» O QUE FAZER
• 1. Traduza para o inglês esta frase do trecho sobre o autor de "Poetas e Boêmios do Assu": "Aprendi a querer bem a esse homem que cumpriu quase um século de existência continuamente jovem e bem humorado."
• 2. Devolva sem nenhuma alteração a parte do trecho sobre o autor de "Poetas e Boêmios do Assu" que vai de "Aprendi a querer" até "cultural do Estado.", incluindo essas palavras.
• 3. Dê continuidade ao trecho sobre o autor de "Poetas e Boêmios do Assu" a partir da última frase apresentada.

---------- TRECHO

Aprendi a querer bem a esse homem que cumpriu quase um século de existência continuamente jovem e bem humorado. Uns dois meses antes que sua alma transparente atravesse o patamar de uma nova dimensão, me procurou em casa, aqui em Natal, para conversarmos literatura e sobre seu projeto de editar um novo livro, desta vez sobre glosadores assuenses. Antes me confiara o acompanhamento da edição do seu "Poetas e Boêmios do Assu", que é um registro crítico importantíssimo para a história cultural do Estado.

Aos 92 anos alguém fazer projeto de publicar livro, como se estivesse começando uma carreira de escritor, é um fenômeno para mim fantástico. E ele, lúcido, conversando com a humildade que nem todo aprendiz de escritor tem, mostrava-se um exemplo de vida plena e vigor mental de quem sonha e ama realizar os seus sonhos.

--------------------
---------- INFORMAÇÕES FORNECIDAS

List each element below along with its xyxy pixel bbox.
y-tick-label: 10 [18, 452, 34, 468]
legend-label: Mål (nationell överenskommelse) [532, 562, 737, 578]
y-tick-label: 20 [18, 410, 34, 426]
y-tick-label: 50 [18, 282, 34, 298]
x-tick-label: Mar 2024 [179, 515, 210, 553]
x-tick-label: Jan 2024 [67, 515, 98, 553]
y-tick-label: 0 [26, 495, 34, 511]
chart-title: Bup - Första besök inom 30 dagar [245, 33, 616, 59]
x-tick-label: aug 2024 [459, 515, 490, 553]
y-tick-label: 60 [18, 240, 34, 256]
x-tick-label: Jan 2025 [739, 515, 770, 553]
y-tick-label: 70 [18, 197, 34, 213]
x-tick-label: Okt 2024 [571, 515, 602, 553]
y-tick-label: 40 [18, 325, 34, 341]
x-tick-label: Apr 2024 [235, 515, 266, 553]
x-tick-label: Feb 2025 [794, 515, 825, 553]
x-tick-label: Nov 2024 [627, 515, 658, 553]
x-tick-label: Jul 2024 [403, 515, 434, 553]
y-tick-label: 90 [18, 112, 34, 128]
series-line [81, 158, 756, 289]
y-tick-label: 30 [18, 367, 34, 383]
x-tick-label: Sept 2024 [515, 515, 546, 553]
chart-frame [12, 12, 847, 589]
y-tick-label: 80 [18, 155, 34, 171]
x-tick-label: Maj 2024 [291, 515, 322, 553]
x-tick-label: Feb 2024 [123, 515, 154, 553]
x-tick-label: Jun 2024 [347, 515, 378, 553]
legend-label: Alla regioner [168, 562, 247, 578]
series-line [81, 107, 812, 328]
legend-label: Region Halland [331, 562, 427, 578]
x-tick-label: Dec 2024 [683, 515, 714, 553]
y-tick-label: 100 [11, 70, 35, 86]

--------------------
---------- INFORMAÇÕES FORNECIDAS

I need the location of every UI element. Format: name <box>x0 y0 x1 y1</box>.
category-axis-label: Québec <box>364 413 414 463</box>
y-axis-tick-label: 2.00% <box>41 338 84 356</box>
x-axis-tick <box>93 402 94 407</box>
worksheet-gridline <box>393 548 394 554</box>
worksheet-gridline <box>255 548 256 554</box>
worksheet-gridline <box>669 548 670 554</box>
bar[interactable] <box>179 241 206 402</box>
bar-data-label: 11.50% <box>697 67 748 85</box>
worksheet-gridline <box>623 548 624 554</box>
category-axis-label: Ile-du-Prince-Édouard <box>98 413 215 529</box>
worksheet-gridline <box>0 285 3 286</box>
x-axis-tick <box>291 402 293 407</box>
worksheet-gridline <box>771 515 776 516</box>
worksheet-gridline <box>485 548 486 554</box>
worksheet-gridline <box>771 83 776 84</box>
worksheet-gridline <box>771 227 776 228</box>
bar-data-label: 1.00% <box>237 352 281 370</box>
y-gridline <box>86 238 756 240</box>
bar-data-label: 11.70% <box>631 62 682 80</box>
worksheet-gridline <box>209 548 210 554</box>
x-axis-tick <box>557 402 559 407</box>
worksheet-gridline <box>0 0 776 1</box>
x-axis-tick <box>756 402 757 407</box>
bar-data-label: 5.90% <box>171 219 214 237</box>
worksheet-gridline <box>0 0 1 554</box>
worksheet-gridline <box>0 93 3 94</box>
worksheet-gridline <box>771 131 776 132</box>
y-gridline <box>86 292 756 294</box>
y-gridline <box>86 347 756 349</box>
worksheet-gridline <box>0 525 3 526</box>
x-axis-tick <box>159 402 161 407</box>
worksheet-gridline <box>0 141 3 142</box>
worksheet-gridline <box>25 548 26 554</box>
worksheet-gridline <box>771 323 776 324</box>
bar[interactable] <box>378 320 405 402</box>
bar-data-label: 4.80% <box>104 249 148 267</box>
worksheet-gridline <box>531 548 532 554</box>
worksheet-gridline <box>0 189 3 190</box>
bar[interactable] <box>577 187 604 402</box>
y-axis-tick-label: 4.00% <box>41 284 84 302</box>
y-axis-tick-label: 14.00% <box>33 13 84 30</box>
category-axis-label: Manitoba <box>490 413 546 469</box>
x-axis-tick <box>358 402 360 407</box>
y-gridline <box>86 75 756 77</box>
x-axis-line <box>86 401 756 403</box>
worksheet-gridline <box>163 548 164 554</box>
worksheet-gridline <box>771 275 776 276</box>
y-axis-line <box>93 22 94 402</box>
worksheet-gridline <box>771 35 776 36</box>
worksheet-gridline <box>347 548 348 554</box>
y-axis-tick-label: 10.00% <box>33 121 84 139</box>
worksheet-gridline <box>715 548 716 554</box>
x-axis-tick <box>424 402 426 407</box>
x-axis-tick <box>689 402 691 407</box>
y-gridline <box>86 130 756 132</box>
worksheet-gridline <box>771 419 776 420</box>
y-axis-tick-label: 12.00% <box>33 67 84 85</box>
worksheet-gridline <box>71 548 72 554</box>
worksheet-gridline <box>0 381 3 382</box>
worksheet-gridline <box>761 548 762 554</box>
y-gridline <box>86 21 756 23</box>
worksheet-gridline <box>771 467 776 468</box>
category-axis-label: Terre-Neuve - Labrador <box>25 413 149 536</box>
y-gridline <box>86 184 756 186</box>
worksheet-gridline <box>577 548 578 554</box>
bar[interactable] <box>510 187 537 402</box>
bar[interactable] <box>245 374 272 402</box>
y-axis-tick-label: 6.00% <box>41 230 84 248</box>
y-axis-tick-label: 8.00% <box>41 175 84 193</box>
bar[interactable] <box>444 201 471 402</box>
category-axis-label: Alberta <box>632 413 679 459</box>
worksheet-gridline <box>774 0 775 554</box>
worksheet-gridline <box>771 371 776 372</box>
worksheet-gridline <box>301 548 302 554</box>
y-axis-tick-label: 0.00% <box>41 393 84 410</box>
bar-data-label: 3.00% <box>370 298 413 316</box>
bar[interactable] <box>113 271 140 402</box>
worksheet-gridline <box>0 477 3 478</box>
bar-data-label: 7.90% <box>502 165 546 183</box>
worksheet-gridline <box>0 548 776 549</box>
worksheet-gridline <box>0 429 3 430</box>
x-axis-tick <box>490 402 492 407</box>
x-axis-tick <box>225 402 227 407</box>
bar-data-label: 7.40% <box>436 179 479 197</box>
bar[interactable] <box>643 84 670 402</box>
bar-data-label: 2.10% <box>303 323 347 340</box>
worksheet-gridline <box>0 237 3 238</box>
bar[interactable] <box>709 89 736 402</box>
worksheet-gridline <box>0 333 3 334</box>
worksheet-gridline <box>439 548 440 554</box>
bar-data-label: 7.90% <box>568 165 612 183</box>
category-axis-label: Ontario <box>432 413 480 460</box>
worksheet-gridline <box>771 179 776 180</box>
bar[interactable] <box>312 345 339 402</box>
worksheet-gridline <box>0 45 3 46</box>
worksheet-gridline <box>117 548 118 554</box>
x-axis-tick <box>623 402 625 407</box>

--------------------
---------- INFORMAÇÕES FORNECIDAS

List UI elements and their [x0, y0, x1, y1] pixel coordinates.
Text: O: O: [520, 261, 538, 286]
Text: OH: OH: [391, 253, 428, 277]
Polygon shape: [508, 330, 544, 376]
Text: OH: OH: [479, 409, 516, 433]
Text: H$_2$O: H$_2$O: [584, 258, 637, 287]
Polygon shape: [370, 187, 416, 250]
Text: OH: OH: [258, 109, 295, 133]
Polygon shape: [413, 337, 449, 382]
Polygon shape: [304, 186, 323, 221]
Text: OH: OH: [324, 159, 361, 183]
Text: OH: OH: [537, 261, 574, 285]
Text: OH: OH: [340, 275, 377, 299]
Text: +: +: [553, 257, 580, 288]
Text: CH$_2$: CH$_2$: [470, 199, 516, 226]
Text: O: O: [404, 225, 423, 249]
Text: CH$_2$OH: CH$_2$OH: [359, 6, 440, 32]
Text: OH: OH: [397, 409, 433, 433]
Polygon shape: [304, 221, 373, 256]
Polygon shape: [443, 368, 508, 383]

--------------------

» RESULTADOS POR TAREFA
• 1. I learned to hold dear this man who lived almost a century of existence, continually young and good-humored.

• 2.
Aprendi a querer bem a esse homem que cumpriu quase um século de existência continuamente jovem e bem humorado. Uns dois meses antes que sua alma transparente atravesse o patamar de uma nova dimensão, me procurou em casa, aqui em Natal, para conversarmos literatura e sobre seu projeto de editar um novo livro, desta vez sobre glosadores assuenses. Antes me confiara o acompanhamento da edição do seu "Poetas e Boêmios do Assu", que é um registro crítico importantíssimo para a história cultural do Estado.

• 3.
Não vou esquecê-lo nunca, porque sei que é difícil, hoje, encontrar uma alma tão boa como a dele, e porque sei que ele me amava como a um filho.

A sua morte não pode ser como a daqueles que morrem anonimamente. Sua existência não pode ser igualada à daqueles que fizeram um papel de transitoriedade em nosso Planeta.

Ele não veio para preencher um tempo, mas para ascese que se completa na eternidade.